[WHAT TO DO]
Extract, unchanged, every line of the material from the one containing "comment-likes[interactable]: 1 curtida" down to the one containing "page-background-right xyxy=(1072,0,1200,600)", both included.

● ● ●

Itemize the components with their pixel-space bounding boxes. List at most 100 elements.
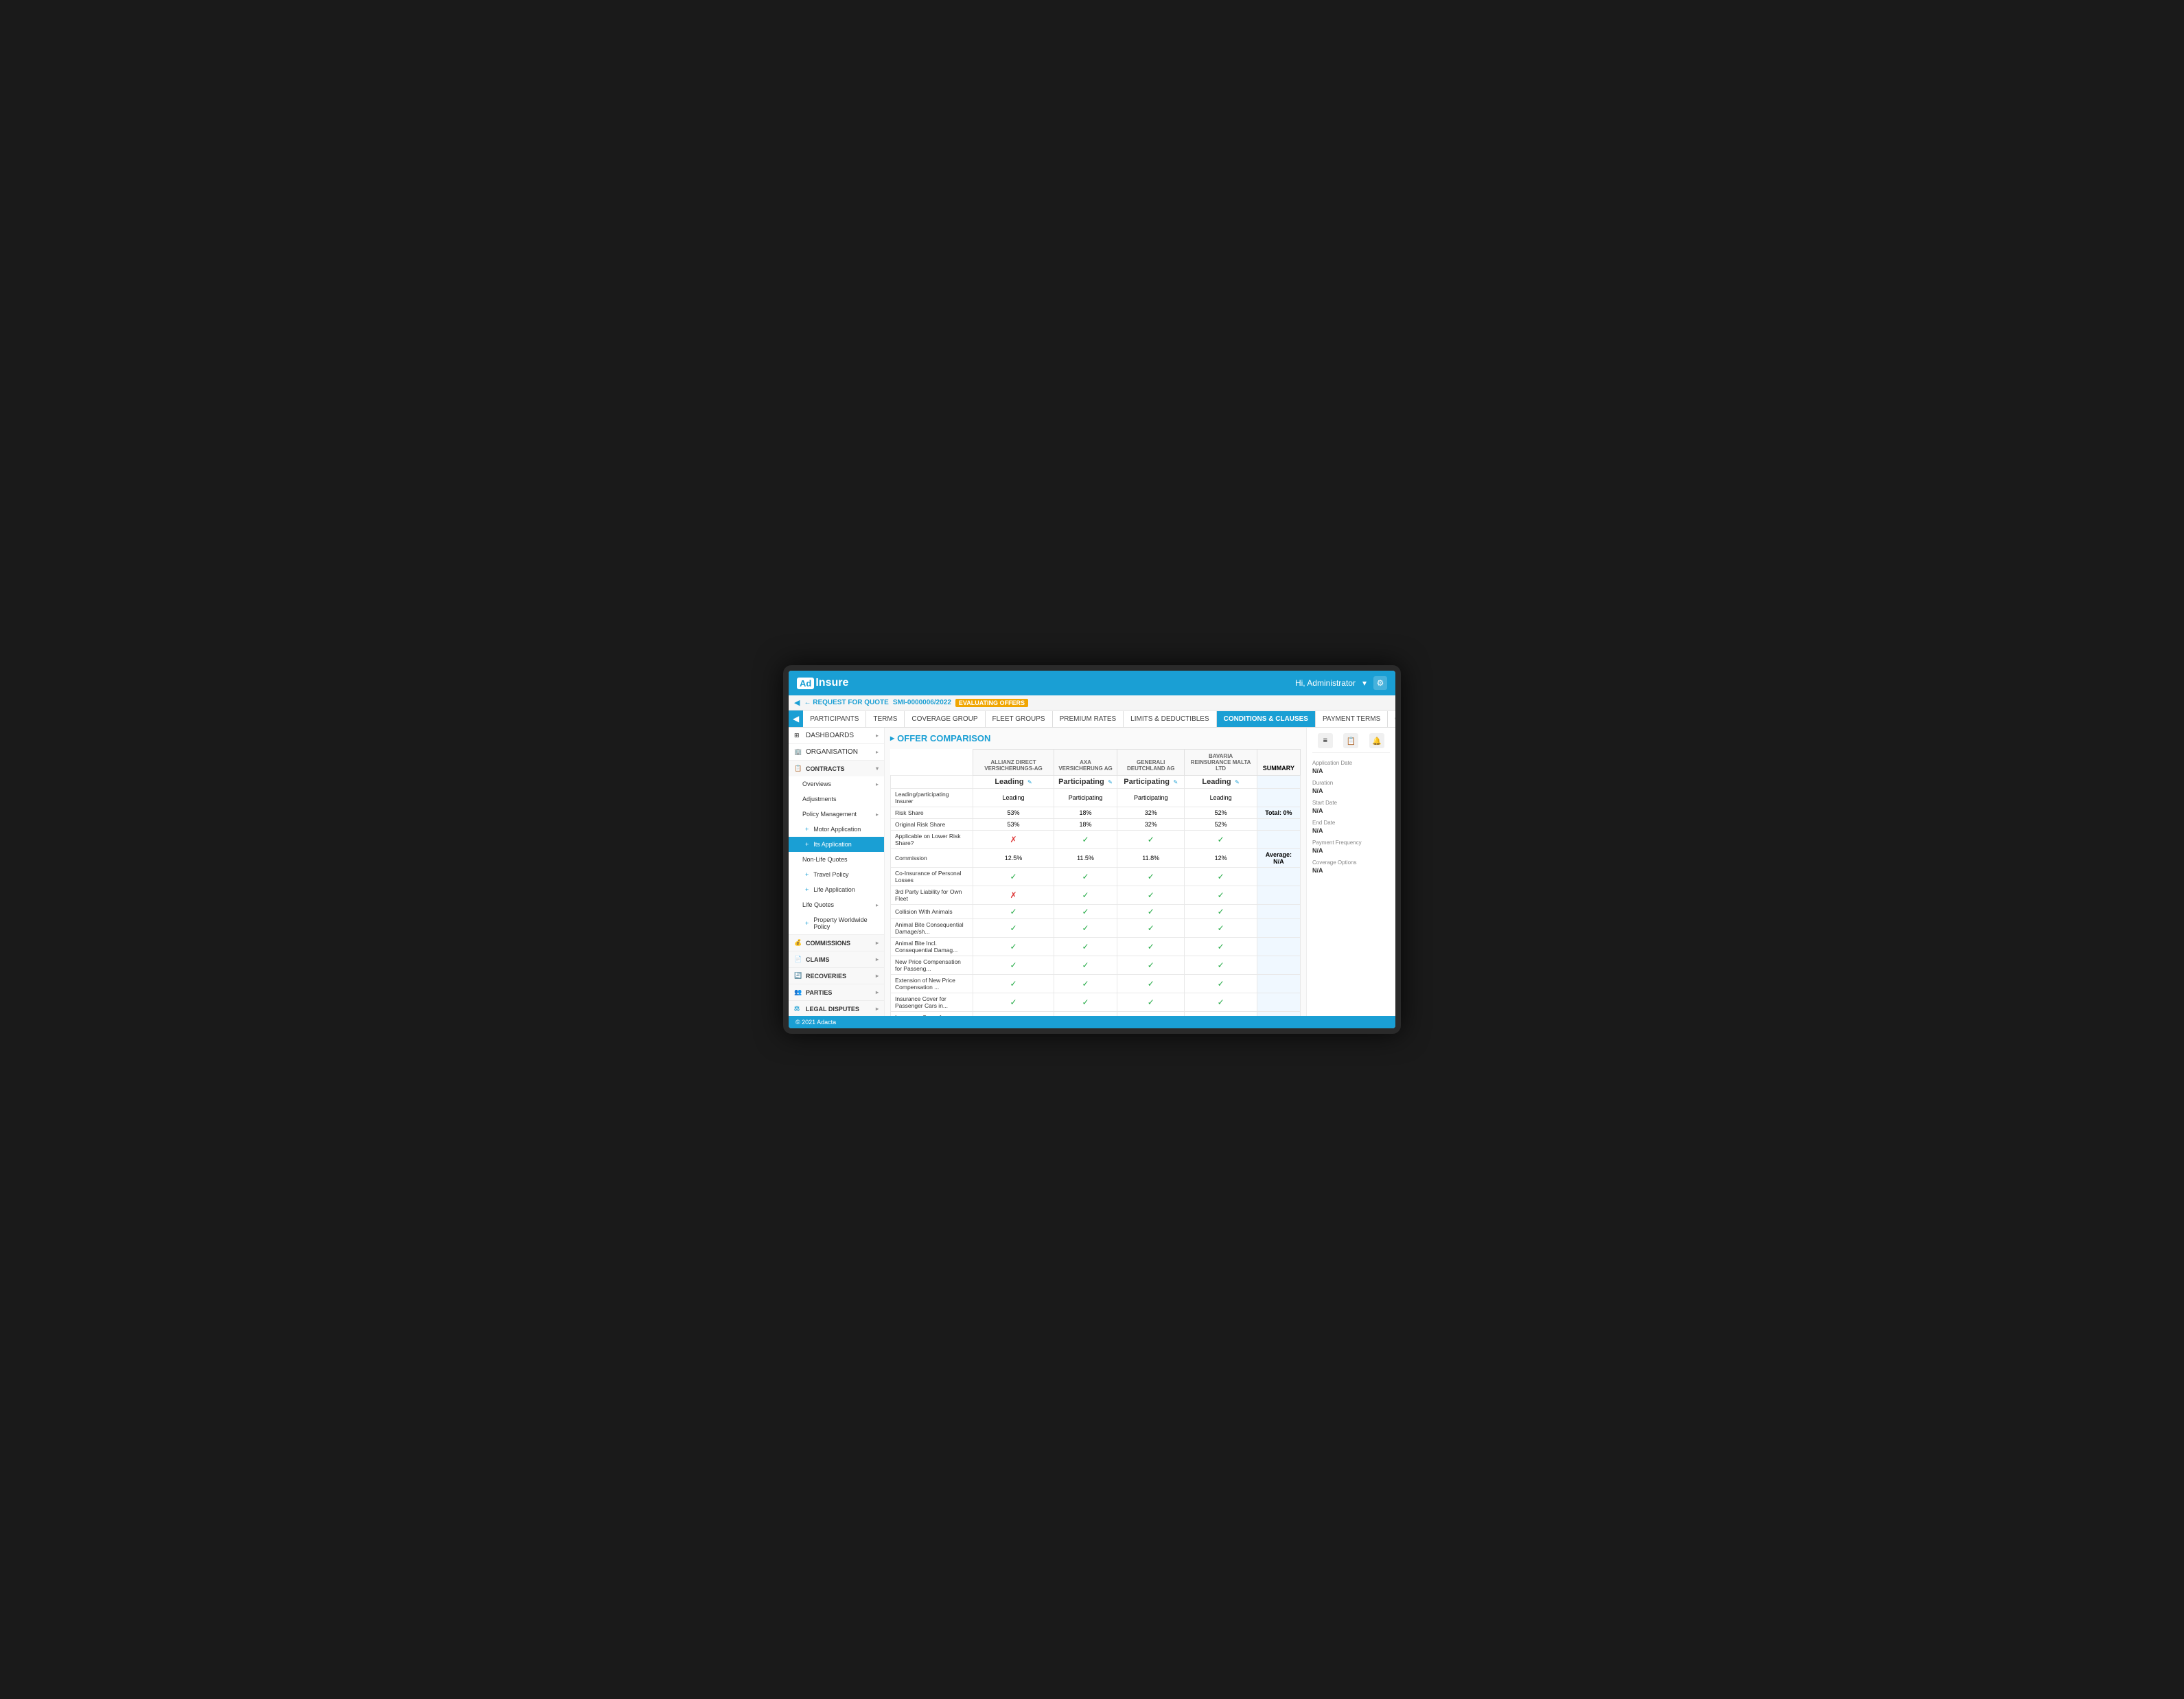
sidebar-item-life-application[interactable]: + Life Application <box>789 882 884 897</box>
tab-fleet-groups[interactable]: FLEET GROUPS <box>986 711 1053 727</box>
cell-0-0: Leading <box>973 789 1054 807</box>
summary-11 <box>1257 975 1300 993</box>
hamburger-icon[interactable]: ≡ <box>1318 733 1333 748</box>
user-greeting: Hi, Administrator <box>1295 678 1356 688</box>
sidebar-item-adjustments[interactable]: Adjustments <box>789 791 884 807</box>
checkmark-icon: ✓ <box>1148 923 1154 933</box>
clipboard-icon[interactable]: 📋 <box>1343 733 1358 748</box>
expand-icon: ▾ <box>876 765 879 772</box>
sidebar-label-life-application: Life Application <box>813 886 855 893</box>
checkmark-icon: ✓ <box>1082 997 1089 1007</box>
sidebar-item-policy-management[interactable]: Policy Management ▸ <box>789 807 884 822</box>
sidebar-label-recoveries: RECOVERIES <box>806 973 846 980</box>
cell-0-1: Participating <box>1054 789 1117 807</box>
sidebar-item-dashboards[interactable]: ⊞ DASHBOARDS ▸ <box>789 728 884 743</box>
summary-3 <box>1257 831 1300 849</box>
checkmark-icon: ✓ <box>1082 979 1089 989</box>
rp-field-value: N/A <box>1312 847 1390 854</box>
cell-12-0: ✓ <box>973 993 1054 1012</box>
cell-9-0: ✓ <box>973 938 1054 956</box>
checkmark-icon: ✓ <box>1082 960 1089 970</box>
sidebar-item-travel-policy[interactable]: + Travel Policy <box>789 867 884 882</box>
tab-terms[interactable]: TERMS <box>866 711 905 727</box>
row-label: Extension of New Price Compensation ... <box>891 975 973 993</box>
cell-8-1: ✓ <box>1054 919 1117 938</box>
expand-icon: ▸ <box>876 973 879 979</box>
tab-coverage-group[interactable]: COVERAGE GROUP <box>905 711 985 727</box>
checkmark-icon: ✓ <box>1218 942 1224 951</box>
sidebar-item-motor-application[interactable]: + Motor Application <box>789 822 884 837</box>
row-label: Insurance Cover for Passenger Cars in... <box>891 993 973 1012</box>
breadcrumb-rfq[interactable]: ← REQUEST FOR QUOTE <box>804 699 888 706</box>
tab-participants[interactable]: PARTICIPANTS <box>803 711 866 727</box>
settings-icon[interactable]: ⚙ <box>1373 676 1387 690</box>
sidebar-item-claims[interactable]: 📄 CLAIMS ▸ <box>789 951 884 967</box>
table-row: Original Risk Share53%18%32%52% <box>891 819 1301 831</box>
row-label: 3rd Party Liability for Own Fleet <box>891 886 973 905</box>
cell-2-2: 32% <box>1117 819 1185 831</box>
sidebar-item-legal-disputes[interactable]: ⚖ LEGAL DISPUTES ▸ <box>789 1001 884 1016</box>
tab-premium-rates[interactable]: PREMIUM RATES <box>1053 711 1124 727</box>
copyright: © 2021 Adacta <box>795 1019 836 1026</box>
cell-9-3: ✓ <box>1185 938 1257 956</box>
checkmark-icon: ✓ <box>1218 997 1224 1007</box>
right-panel: ≡ 📋 🔔 Application DateN/ADurationN/AStar… <box>1306 728 1395 1016</box>
summary-13 <box>1257 1012 1300 1017</box>
cell-5-1: ✓ <box>1054 868 1117 886</box>
tab-conditions-clauses[interactable]: CONDITIONS & CLAUSES <box>1217 711 1316 727</box>
tab-organisation[interactable]: ORGANISATION <box>1388 711 1395 727</box>
summary-5 <box>1257 868 1300 886</box>
row-label: New Price Compensation for Passeng... <box>891 956 973 975</box>
sidebar-item-overviews[interactable]: Overviews ▸ <box>789 776 884 791</box>
summary-6 <box>1257 886 1300 905</box>
sidebar-item-its-application[interactable]: + Its Application <box>789 837 884 852</box>
cell-13-0: ✓ <box>973 1012 1054 1017</box>
sidebar-item-parties[interactable]: 👥 PARTIES ▸ <box>789 984 884 1000</box>
cell-13-2: ✓ <box>1117 1012 1185 1017</box>
rp-field: DurationN/A <box>1312 780 1390 794</box>
checkmark-icon: ✓ <box>1148 960 1154 970</box>
sidebar-label-its-application: Its Application <box>813 841 852 848</box>
top-bar: Ad Insure Hi, Administrator ▾ ⚙ <box>789 671 1395 695</box>
checkmark-icon: ✓ <box>1218 923 1224 933</box>
cell-5-0: ✓ <box>973 868 1054 886</box>
sidebar-item-contracts[interactable]: 📋 CONTRACTS ▾ <box>789 761 884 776</box>
sidebar-item-non-life-quotes[interactable]: Non-Life Quotes <box>789 852 884 867</box>
sidebar-item-commissions[interactable]: 💰 COMMISSIONS ▸ <box>789 935 884 951</box>
sidebar-item-organisation[interactable]: 🏢 ORGANISATION ▸ <box>789 744 884 760</box>
tab-limits-deductibles[interactable]: LIMITS & DEDUCTIBLES <box>1124 711 1216 727</box>
sidebar-label-parties: PARTIES <box>806 989 832 996</box>
nav-back-icon[interactable]: ◀ <box>794 698 800 707</box>
checkmark-icon: ✓ <box>1082 872 1089 881</box>
checkmark-icon: ✓ <box>1218 872 1224 881</box>
cell-11-3: ✓ <box>1185 975 1257 993</box>
row-label: Animal Bite Consequential Damage/sh... <box>891 919 973 938</box>
edit-role-1[interactable]: ✎ <box>1108 779 1113 785</box>
checkmark-icon: ✓ <box>1010 872 1017 881</box>
summary-2 <box>1257 819 1300 831</box>
cross-icon: ✗ <box>1010 835 1017 844</box>
rp-field-label: Start Date <box>1312 800 1390 806</box>
cell-0-2: Participating <box>1117 789 1185 807</box>
bell-icon[interactable]: 🔔 <box>1369 733 1384 748</box>
edit-role-2[interactable]: ✎ <box>1173 779 1178 785</box>
sidebar-item-life-quotes[interactable]: Life Quotes ▸ <box>789 897 884 912</box>
sidebar-item-property-worldwide[interactable]: + Property Worldwide Policy <box>789 912 884 934</box>
chevron-down-icon[interactable]: ▾ <box>1362 678 1367 688</box>
tab-scroll-left[interactable]: ◀ <box>789 710 803 727</box>
checkmark-icon: ✓ <box>1082 942 1089 951</box>
breadcrumb-bar: ◀ ← REQUEST FOR QUOTE SMI-0000006/2022 E… <box>789 695 1395 710</box>
sidebar-item-recoveries[interactable]: 🔄 RECOVERIES ▸ <box>789 968 884 984</box>
expand-icon: ▸ <box>876 940 879 946</box>
cell-5-3: ✓ <box>1185 868 1257 886</box>
edit-role-3[interactable]: ✎ <box>1235 779 1240 785</box>
add-icon: + <box>805 871 809 878</box>
table-row: Co-Insurance of Personal Losses✓✓✓✓ <box>891 868 1301 886</box>
sidebar-label-claims: CLAIMS <box>806 956 830 963</box>
insurer-header-0: ALLIANZ DIRECT VERSICHERUNGS-AG <box>973 750 1054 776</box>
edit-role-0[interactable]: ✎ <box>1027 779 1032 785</box>
tab-payment-terms[interactable]: PAYMENT TERMS <box>1316 711 1388 727</box>
expand-icon: ▸ <box>876 811 879 818</box>
checkmark-icon: ✓ <box>1218 960 1224 970</box>
table-row: Collision With Animals✓✓✓✓ <box>891 905 1301 919</box>
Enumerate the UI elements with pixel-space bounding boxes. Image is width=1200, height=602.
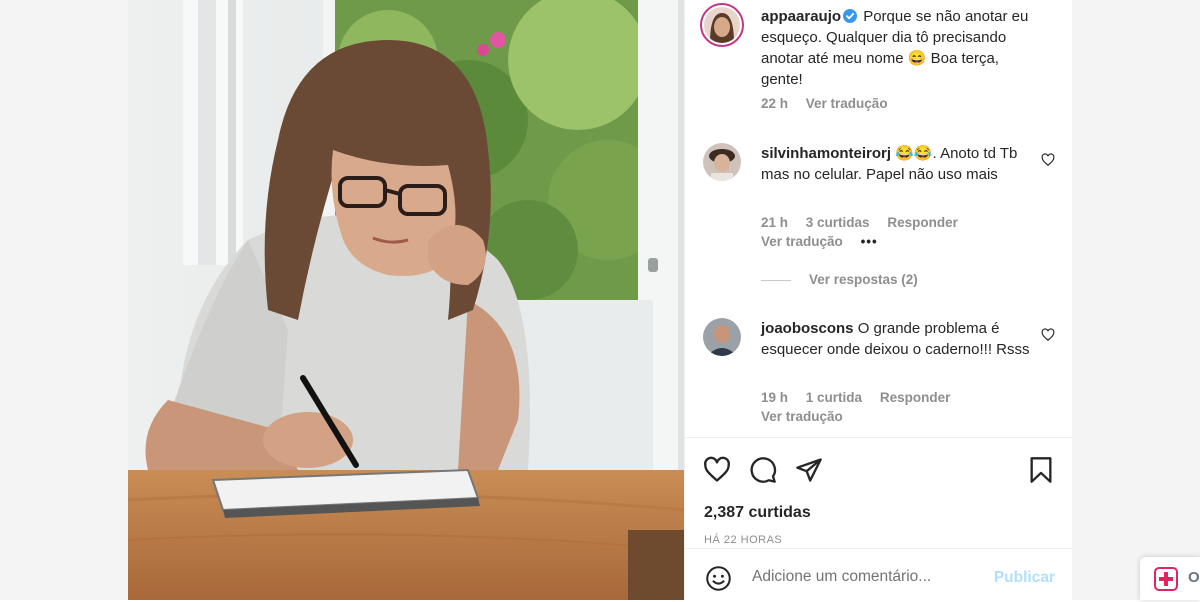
comment-likes[interactable]: 1 curtida xyxy=(806,390,862,405)
comment-form: Publicar xyxy=(685,548,1073,602)
comment-icon[interactable] xyxy=(749,456,777,484)
medical-cross-icon xyxy=(1154,567,1178,591)
comment-username[interactable]: joaoboscons xyxy=(761,320,854,337)
comment-item: joaoboscons O grande problema é esquecer… xyxy=(703,318,1055,428)
comment-input[interactable] xyxy=(750,567,984,587)
heart-small-icon[interactable] xyxy=(1041,328,1055,342)
commenter-avatar[interactable] xyxy=(703,318,741,356)
page-background-right xyxy=(1072,0,1200,600)
like-icon[interactable] xyxy=(703,456,731,484)
comment-likes[interactable]: 3 curtidas xyxy=(806,215,870,230)
extension-widget[interactable]: O xyxy=(1140,557,1200,600)
verified-icon xyxy=(843,9,858,23)
comment-meta-row2: Ver tradução xyxy=(761,409,857,424)
caption-username[interactable]: appaaraujo xyxy=(761,8,841,25)
comment-time[interactable]: 21 h xyxy=(761,215,788,230)
commenter-avatar[interactable] xyxy=(703,143,741,181)
author-avatar[interactable] xyxy=(700,3,744,47)
comment-username[interactable]: silvinhamonteirorj xyxy=(761,145,891,162)
comments-panel: appaaraujo Porque se não anotar eu esque… xyxy=(684,0,1073,600)
caption-time[interactable]: 22 h xyxy=(761,96,788,111)
save-icon[interactable] xyxy=(1027,456,1055,484)
view-replies-button[interactable]: Ver respostas (2) xyxy=(761,272,918,287)
comment-translate-link[interactable]: Ver tradução xyxy=(761,409,843,424)
comment-text-block: silvinhamonteirorj 😂😂. Anoto td Tb mas n… xyxy=(761,143,1031,185)
comment-item: silvinhamonteirorj 😂😂. Anoto td Tb mas n… xyxy=(703,143,1055,253)
post-photo[interactable] xyxy=(128,0,684,600)
comment-reply-button[interactable]: Responder xyxy=(887,215,958,230)
comment-translate-link[interactable]: Ver tradução xyxy=(761,234,843,249)
extension-label: O xyxy=(1188,569,1200,586)
publish-button[interactable]: Publicar xyxy=(994,569,1055,587)
view-replies-label: Ver respostas (2) xyxy=(809,272,918,287)
likes-count[interactable]: 2,387 curtidas xyxy=(704,504,811,522)
caption-translate-link[interactable]: Ver tradução xyxy=(806,96,888,111)
heart-small-icon[interactable] xyxy=(1041,153,1055,167)
comment-meta: 19 h 1 curtida Responder xyxy=(761,390,964,405)
post-actions-section: 2,387 curtidas HÁ 22 HORAS Publicar xyxy=(685,437,1073,601)
comment-meta: 21 h 3 curtidas Responder xyxy=(761,215,972,230)
post-timestamp: HÁ 22 HORAS xyxy=(704,534,783,546)
comment-text-block: joaoboscons O grande problema é esquecer… xyxy=(761,318,1031,360)
caption-text-block: appaaraujo Porque se não anotar eu esque… xyxy=(761,6,1031,90)
more-options-icon[interactable]: ••• xyxy=(861,234,878,249)
comment-time[interactable]: 19 h xyxy=(761,390,788,405)
replies-divider xyxy=(761,279,791,281)
page-background-left xyxy=(0,0,128,600)
caption-meta: 22 h Ver tradução xyxy=(761,96,902,111)
comment-meta-row2: Ver tradução ••• xyxy=(761,234,892,249)
emoji-icon[interactable] xyxy=(705,565,732,592)
post-caption: appaaraujo Porque se não anotar eu esque… xyxy=(700,3,1055,116)
share-icon[interactable] xyxy=(795,456,823,484)
post-modal: appaaraujo Porque se não anotar eu esque… xyxy=(128,0,1073,600)
comment-reply-button[interactable]: Responder xyxy=(880,390,951,405)
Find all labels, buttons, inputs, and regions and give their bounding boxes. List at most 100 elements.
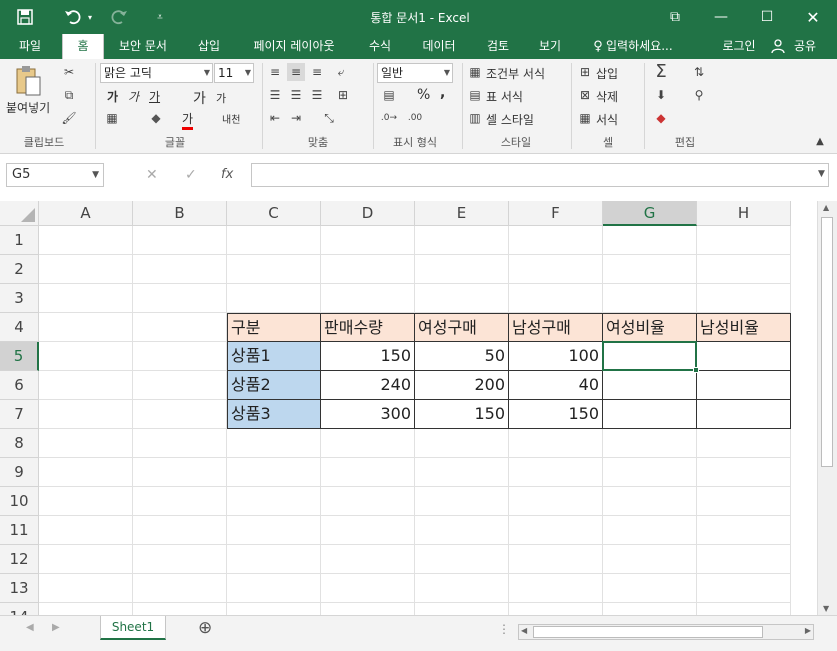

● ● ●

[FINISHED ANSWER]
comment-likes[interactable]: 1 curtida xyxy=(806,390,862,405)
comment-form: Publicar xyxy=(685,548,1073,602)
comment-icon[interactable] xyxy=(749,456,777,484)
medical-cross-icon xyxy=(1154,567,1178,591)
comment-username[interactable]: joaoboscons xyxy=(761,320,854,337)
comment-item: joaoboscons O grande problema é esquecer… xyxy=(703,318,1055,428)
comment-input[interactable] xyxy=(750,567,984,587)
heart-small-icon[interactable] xyxy=(1041,328,1055,342)
commenter-avatar[interactable] xyxy=(703,318,741,356)
page-background-right xyxy=(1072,0,1200,600)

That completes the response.